» PAGE EXTRACT

+ + +

'Unless' #x2026;

By Hillel Italie

Associated Press

NEW YORK -- The woman who answers the phone at Carol Shields' house has so light and clear a voice you think it belongs to one of the author's four daughters. But Shields herself is speaking. And however young she sounds, she does not pretend to have the luck of time.

The 66-year-old fiction writer, winner of the Pulitzer Prize for "The Stone Diaries," was diagnosed four years ago with breast cancer, and a mastectomy, chemotherapy and radiation did not prevent the disease from spreading.

Now terminally ill, she expects her new novel, "Unless," to be her last. Her book "tour" is largely confined to her home in Victoria, British Columbia.


"I felt I owed my publisher something, and the phone is the best way to do it," Shields says when asked why she agreed to do interviews.

A native of Oak Park, Ill., Shields has lived more than 40 years in Canada and writers there are paying tribute while she is still alive. At a recent gathering in Toronto, Margaret Atwood, Michael Ondaatje and others praised both Shields and her books, with Ondaatje calling "The Stone Diaries" a work of uncommon insight.

"It was very moving," Shields says. "It's unusual to hear writers say such wonderful things about each other."

Getting it down

Admirers have celebrated the very existence of "Unless," the story of a writer whose daughter suddenly chooses to live on the street. Shields enjoyed a few months of relative good health last year and hurried to get the book done.

The author acknowledges that the writing process was "a bit different" for "Unless." As her longtime editor, Christopher Potter, explains, Shields usually turned in complete manuscripts that required little revision.

+ + +

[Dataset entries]
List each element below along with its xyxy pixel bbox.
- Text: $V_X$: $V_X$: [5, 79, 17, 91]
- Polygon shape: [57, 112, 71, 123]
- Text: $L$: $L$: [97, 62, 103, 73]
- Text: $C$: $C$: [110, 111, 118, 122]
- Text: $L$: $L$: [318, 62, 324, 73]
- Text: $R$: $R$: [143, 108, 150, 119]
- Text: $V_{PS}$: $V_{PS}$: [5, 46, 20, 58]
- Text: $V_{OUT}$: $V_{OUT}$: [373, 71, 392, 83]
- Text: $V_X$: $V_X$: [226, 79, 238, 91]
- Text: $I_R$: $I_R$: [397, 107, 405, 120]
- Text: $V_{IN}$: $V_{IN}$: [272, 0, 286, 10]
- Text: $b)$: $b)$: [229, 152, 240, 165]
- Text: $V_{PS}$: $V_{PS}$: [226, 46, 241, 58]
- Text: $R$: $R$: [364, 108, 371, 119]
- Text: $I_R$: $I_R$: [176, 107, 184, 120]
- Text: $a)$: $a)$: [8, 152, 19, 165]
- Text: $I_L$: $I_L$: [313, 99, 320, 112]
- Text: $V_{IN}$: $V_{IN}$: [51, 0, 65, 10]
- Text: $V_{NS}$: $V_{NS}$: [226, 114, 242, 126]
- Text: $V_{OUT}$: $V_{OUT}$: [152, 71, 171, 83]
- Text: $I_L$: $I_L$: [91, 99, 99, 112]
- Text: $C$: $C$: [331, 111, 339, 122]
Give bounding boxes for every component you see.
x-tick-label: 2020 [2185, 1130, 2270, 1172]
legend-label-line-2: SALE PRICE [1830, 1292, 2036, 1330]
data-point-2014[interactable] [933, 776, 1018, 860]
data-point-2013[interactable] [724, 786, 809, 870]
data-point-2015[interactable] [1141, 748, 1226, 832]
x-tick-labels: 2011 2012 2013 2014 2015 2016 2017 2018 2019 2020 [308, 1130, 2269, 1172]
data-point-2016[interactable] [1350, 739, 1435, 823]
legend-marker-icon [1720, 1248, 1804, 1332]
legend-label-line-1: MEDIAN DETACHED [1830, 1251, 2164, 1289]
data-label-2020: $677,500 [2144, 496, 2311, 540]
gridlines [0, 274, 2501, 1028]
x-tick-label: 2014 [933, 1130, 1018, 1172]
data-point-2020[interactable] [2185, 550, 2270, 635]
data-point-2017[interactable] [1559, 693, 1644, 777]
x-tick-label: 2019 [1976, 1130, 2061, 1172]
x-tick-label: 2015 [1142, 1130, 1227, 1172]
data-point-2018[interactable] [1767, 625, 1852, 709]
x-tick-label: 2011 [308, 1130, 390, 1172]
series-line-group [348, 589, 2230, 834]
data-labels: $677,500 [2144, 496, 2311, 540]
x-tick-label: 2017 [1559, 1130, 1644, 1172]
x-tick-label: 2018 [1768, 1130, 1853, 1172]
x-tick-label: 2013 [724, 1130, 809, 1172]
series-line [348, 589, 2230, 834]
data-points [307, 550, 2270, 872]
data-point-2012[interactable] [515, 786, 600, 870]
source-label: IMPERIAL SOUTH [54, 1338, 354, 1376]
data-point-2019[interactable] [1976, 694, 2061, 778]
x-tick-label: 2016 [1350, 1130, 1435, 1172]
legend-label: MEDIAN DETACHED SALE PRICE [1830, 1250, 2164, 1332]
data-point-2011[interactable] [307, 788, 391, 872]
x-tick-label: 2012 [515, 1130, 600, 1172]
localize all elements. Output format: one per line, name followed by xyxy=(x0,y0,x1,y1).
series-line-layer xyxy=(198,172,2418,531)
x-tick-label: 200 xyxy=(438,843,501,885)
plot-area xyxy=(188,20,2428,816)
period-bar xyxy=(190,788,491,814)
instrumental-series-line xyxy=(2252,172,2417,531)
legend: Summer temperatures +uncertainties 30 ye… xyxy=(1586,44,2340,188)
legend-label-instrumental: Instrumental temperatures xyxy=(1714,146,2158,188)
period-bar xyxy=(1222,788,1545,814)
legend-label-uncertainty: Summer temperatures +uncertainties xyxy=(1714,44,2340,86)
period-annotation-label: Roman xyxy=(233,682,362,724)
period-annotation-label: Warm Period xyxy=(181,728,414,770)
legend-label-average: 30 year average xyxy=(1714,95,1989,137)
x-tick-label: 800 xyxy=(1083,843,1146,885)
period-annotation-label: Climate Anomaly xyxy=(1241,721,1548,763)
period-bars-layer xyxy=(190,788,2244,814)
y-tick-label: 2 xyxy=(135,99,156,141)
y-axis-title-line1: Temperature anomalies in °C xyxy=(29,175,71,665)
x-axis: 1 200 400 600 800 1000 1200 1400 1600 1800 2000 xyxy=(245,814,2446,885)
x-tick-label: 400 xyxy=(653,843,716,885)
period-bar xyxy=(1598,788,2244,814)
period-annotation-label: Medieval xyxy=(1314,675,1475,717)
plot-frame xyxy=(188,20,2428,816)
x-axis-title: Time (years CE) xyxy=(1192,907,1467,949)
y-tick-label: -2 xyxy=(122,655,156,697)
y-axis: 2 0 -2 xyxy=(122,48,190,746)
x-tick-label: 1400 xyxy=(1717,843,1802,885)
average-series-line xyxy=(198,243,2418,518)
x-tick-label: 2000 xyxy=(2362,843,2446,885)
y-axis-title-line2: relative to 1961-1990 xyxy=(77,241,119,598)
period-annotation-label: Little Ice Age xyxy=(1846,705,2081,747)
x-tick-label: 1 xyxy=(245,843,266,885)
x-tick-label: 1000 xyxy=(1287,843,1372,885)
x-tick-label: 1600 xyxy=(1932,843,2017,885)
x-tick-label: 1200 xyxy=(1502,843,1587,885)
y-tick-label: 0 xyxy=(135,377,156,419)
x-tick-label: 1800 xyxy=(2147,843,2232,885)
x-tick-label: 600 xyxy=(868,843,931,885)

+ + +

» TASKS FOR THIS EXERCISE
1 – According to the article on Carol Shields, why did she agree to give interviews about her new novel, and why did she give them by phone? Answer in one to three sentences.
2 – Carry the article on Carol Shields and her novel "Unless" further, starting right after its last sentence.

» RESPONSES TO THE EXERCISE
1 – Shields agreed because she felt she owed her publisher something. Because she is terminally ill, her book "tour" is largely confined to her home in Victoria, British Columbia, and she considered the phone the best way to do it.

2 –
"Carol didn't know whether she was going to live to finish it, so she wanted to put it on a fast track. As soon as she had a few chapters, she sent them to me, and they were quite rough compared to what I was used to," says Potter, who is based in the London offices of Shields' publisher, Fourth Estate, an international HarperCollins imprint.

Shields and Potter at times worked with the efficiency of a crack songwriting team. The author felt well enough last year to fly to France, where she has a home in the country, and meet with Potter. After breakfast, they would sit at the kitchen table and work on the text.


"He had a lot of flagged questions and I remember at least twice going to this little living room, where I have a computer, and I would write the new pages right then," she recalls.

"That was something extraordinary," Potter says. "She would send me into the corner of a room with a newspaper and type up the revisions and say, 'What about this? Will this do?"'

So far, reviewers have found "Unless" worthy of Shields' previous work. Library Journal called it a "delectable investigation into human folly," and Booklist found it a "gut-gripping story of one woman's difficult psychological journey."

Author of more than a dozen books, Shield is best known for "The Stone Diaries," winner in 1995 of the Pulitzer Prize, the National Book Critics Circle award and Canada's Governor General's Literary Award. More than 700,000 copies are in print.

"The Stone Diaries" follows the life of Daisy Goodwill Flett, "a middle-class woman, a woman of moderate intelligence and medium-sized ego and average good luck."

From her birth on a kitchen floor in Canada to her retirement in Florida, Daisy lives through much of the 20th century, enduring childhood tragedy and a tragic first marriage, raising three children and emerging late in life as a popular garden columnist.

"I've been witness to this huge change for women in the second half of the 20th century," Shields says. "They say you write the same novel over and over, and the idea of women being fully human has always been a preoccupation."

Where it all began


The author was born Carol Warner in 1935, the youngest of three children. Her mother was a schoolteacher, her father managed a candy factory. Carol majored in English at Hanover College, and soon after married Donald Shields, a civil engineer. They moved to Canada and eventually had five children.

Like millions of housewives, she was influenced by "The Feminine Mystique," Betty Friedan's famous call for women to broaden their lives. In 1965, two years after Friedan's book was published, Shields submitted a poem that won first prize in a young writers' competition.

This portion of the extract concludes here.